# TASK TO CARRY OUT
Copy out the items below, swapping every "app-label" for "app-caption" and leaving all other text untouched.

# MATERIAL FOR THIS TASK
◆ ◆ ◆ ◆ ◆ ◆ ◆
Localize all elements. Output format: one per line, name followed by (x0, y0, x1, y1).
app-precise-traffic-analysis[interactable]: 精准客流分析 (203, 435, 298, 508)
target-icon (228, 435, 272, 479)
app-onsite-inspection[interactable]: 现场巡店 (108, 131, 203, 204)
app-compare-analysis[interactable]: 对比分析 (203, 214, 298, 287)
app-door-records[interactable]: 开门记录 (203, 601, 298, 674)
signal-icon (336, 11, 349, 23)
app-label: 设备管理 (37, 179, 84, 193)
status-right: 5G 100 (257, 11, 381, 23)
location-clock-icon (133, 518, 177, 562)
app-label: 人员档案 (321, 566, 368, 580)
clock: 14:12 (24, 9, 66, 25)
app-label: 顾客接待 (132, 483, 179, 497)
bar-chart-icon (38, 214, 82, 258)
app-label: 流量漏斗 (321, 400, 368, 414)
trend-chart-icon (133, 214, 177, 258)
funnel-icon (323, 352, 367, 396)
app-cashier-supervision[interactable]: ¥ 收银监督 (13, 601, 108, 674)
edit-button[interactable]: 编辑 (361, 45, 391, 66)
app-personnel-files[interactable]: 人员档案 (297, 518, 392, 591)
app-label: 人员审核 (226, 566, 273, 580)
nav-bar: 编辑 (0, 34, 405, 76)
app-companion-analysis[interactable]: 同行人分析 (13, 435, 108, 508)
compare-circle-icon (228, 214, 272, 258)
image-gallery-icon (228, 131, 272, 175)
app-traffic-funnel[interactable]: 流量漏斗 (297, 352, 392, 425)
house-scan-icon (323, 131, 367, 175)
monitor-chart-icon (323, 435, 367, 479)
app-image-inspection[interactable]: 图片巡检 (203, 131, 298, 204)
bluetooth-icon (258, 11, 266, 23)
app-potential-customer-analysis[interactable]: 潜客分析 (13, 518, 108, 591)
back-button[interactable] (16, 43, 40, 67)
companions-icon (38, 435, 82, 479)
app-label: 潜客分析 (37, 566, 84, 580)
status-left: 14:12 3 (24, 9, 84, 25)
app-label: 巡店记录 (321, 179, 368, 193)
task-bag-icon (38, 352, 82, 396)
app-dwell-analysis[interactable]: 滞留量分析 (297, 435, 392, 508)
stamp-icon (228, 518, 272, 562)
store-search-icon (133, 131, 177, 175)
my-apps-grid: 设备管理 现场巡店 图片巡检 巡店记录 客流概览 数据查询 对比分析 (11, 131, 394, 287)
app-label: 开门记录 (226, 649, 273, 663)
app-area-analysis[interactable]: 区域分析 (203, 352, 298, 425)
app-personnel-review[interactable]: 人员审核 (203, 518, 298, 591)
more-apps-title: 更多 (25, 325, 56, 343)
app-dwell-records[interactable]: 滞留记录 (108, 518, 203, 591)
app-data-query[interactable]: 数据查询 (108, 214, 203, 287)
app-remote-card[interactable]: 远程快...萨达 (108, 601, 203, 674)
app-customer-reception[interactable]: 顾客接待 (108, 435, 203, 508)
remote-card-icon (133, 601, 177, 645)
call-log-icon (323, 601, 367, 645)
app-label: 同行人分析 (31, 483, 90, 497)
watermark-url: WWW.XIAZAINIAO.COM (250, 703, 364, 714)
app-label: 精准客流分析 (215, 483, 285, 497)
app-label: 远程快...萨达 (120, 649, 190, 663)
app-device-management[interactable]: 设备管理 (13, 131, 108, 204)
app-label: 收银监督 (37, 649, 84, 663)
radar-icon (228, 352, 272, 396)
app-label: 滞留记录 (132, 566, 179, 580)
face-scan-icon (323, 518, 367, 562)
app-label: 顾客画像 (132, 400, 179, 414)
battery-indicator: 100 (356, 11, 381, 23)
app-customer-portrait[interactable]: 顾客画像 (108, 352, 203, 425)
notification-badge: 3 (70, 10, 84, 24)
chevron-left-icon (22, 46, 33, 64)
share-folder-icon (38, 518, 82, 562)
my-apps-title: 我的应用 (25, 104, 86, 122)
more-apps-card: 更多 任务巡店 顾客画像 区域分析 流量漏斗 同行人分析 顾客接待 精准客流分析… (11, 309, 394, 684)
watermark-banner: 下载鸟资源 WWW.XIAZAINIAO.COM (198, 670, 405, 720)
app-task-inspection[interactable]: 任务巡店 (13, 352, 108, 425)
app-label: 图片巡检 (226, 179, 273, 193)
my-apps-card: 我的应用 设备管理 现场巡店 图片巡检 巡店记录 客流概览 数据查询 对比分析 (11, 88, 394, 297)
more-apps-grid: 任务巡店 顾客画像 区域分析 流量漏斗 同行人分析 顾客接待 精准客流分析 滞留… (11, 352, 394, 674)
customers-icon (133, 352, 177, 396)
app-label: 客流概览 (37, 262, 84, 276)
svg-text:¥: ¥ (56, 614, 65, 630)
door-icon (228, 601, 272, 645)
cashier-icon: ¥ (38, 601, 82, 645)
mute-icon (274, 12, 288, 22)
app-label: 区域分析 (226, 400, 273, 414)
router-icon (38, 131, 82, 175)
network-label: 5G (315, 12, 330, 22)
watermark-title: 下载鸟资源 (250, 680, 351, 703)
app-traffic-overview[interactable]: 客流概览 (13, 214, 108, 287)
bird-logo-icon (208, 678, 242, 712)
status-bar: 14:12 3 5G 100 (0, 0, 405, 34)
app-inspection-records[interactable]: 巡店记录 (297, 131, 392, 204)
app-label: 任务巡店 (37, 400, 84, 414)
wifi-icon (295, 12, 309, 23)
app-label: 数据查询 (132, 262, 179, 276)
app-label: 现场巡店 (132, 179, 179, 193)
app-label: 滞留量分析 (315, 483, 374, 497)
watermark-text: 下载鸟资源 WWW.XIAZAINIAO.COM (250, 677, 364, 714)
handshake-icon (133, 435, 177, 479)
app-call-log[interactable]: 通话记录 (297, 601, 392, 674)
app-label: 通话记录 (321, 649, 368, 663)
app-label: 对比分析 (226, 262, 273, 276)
◆ ◆ ◆ ◆ ◆ ◆ ◆
# REPLY TO THE EXERCISE
Localize all elements. Output format: one per line, name followed by (x0, y0, x1, y1).
app-precise-traffic-analysis[interactable]: 精准客流分析 (203, 435, 298, 508)
target-icon (228, 435, 272, 479)
app-onsite-inspection[interactable]: 现场巡店 (108, 131, 203, 204)
app-compare-analysis[interactable]: 对比分析 (203, 214, 298, 287)
app-door-records[interactable]: 开门记录 (203, 601, 298, 674)
signal-icon (336, 11, 349, 23)
app-caption: 设备管理 (37, 179, 84, 193)
status-right: 5G 100 (257, 11, 381, 23)
location-clock-icon (133, 518, 177, 562)
app-caption: 人员档案 (321, 566, 368, 580)
clock: 14:12 (24, 9, 66, 25)
app-caption: 顾客接待 (132, 483, 179, 497)
bar-chart-icon (38, 214, 82, 258)
app-caption: 流量漏斗 (321, 400, 368, 414)
trend-chart-icon (133, 214, 177, 258)
funnel-icon (323, 352, 367, 396)
app-cashier-supervision[interactable]: ¥ 收银监督 (13, 601, 108, 674)
edit-button[interactable]: 编辑 (361, 45, 391, 66)
app-personnel-files[interactable]: 人员档案 (297, 518, 392, 591)
app-caption: 人员审核 (226, 566, 273, 580)
nav-bar: 编辑 (0, 34, 405, 76)
app-companion-analysis[interactable]: 同行人分析 (13, 435, 108, 508)
compare-circle-icon (228, 214, 272, 258)
image-gallery-icon (228, 131, 272, 175)
app-traffic-funnel[interactable]: 流量漏斗 (297, 352, 392, 425)
house-scan-icon (323, 131, 367, 175)
monitor-chart-icon (323, 435, 367, 479)
app-image-inspection[interactable]: 图片巡检 (203, 131, 298, 204)
bluetooth-icon (258, 11, 266, 23)
app-potential-customer-analysis[interactable]: 潜客分析 (13, 518, 108, 591)
back-button[interactable] (16, 43, 40, 67)
companions-icon (38, 435, 82, 479)
app-caption: 潜客分析 (37, 566, 84, 580)
status-left: 14:12 3 (24, 9, 84, 25)
app-caption: 巡店记录 (321, 179, 368, 193)
task-bag-icon (38, 352, 82, 396)
app-dwell-analysis[interactable]: 滞留量分析 (297, 435, 392, 508)
stamp-icon (228, 518, 272, 562)
store-search-icon (133, 131, 177, 175)
my-apps-grid: 设备管理 现场巡店 图片巡检 巡店记录 客流概览 数据查询 对比分析 (11, 131, 394, 287)
app-caption: 开门记录 (226, 649, 273, 663)
app-area-analysis[interactable]: 区域分析 (203, 352, 298, 425)
app-personnel-review[interactable]: 人员审核 (203, 518, 298, 591)
more-apps-title: 更多 (25, 325, 56, 343)
app-dwell-records[interactable]: 滞留记录 (108, 518, 203, 591)
app-data-query[interactable]: 数据查询 (108, 214, 203, 287)
app-remote-card[interactable]: 远程快...萨达 (108, 601, 203, 674)
app-customer-reception[interactable]: 顾客接待 (108, 435, 203, 508)
remote-card-icon (133, 601, 177, 645)
call-log-icon (323, 601, 367, 645)
app-caption: 同行人分析 (31, 483, 90, 497)
watermark-url: WWW.XIAZAINIAO.COM (250, 703, 364, 714)
app-caption: 精准客流分析 (215, 483, 285, 497)
app-caption: 远程快...萨达 (120, 649, 190, 663)
app-device-management[interactable]: 设备管理 (13, 131, 108, 204)
app-caption: 收银监督 (37, 649, 84, 663)
radar-icon (228, 352, 272, 396)
app-caption: 滞留记录 (132, 566, 179, 580)
face-scan-icon (323, 518, 367, 562)
app-caption: 顾客画像 (132, 400, 179, 414)
battery-indicator: 100 (356, 11, 381, 23)
app-customer-portrait[interactable]: 顾客画像 (108, 352, 203, 425)
notification-badge: 3 (70, 10, 84, 24)
chevron-left-icon (22, 46, 33, 64)
share-folder-icon (38, 518, 82, 562)
my-apps-title: 我的应用 (25, 104, 86, 122)
more-apps-card: 更多 任务巡店 顾客画像 区域分析 流量漏斗 同行人分析 顾客接待 精准客流分析… (11, 309, 394, 684)
watermark-banner: 下载鸟资源 WWW.XIAZAINIAO.COM (198, 670, 405, 720)
app-task-inspection[interactable]: 任务巡店 (13, 352, 108, 425)
app-caption: 图片巡检 (226, 179, 273, 193)
my-apps-card: 我的应用 设备管理 现场巡店 图片巡检 巡店记录 客流概览 数据查询 对比分析 (11, 88, 394, 297)
more-apps-grid: 任务巡店 顾客画像 区域分析 流量漏斗 同行人分析 顾客接待 精准客流分析 滞留… (11, 352, 394, 674)
customers-icon (133, 352, 177, 396)
app-caption: 客流概览 (37, 262, 84, 276)
svg-text:¥: ¥ (56, 614, 65, 630)
door-icon (228, 601, 272, 645)
cashier-icon: ¥ (38, 601, 82, 645)
mute-icon (274, 12, 288, 22)
app-caption: 区域分析 (226, 400, 273, 414)
router-icon (38, 131, 82, 175)
network-label: 5G (315, 12, 330, 22)
watermark-title: 下载鸟资源 (250, 680, 351, 703)
app-traffic-overview[interactable]: 客流概览 (13, 214, 108, 287)
bird-logo-icon (208, 678, 242, 712)
status-bar: 14:12 3 5G 100 (0, 0, 405, 34)
app-inspection-records[interactable]: 巡店记录 (297, 131, 392, 204)
app-caption: 任务巡店 (37, 400, 84, 414)
wifi-icon (295, 12, 309, 23)
app-caption: 数据查询 (132, 262, 179, 276)
app-caption: 现场巡店 (132, 179, 179, 193)
app-caption: 滞留量分析 (315, 483, 374, 497)
watermark-text: 下载鸟资源 WWW.XIAZAINIAO.COM (250, 677, 364, 714)
handshake-icon (133, 435, 177, 479)
app-call-log[interactable]: 通话记录 (297, 601, 392, 674)
app-caption: 通话记录 (321, 649, 368, 663)
app-caption: 对比分析 (226, 262, 273, 276)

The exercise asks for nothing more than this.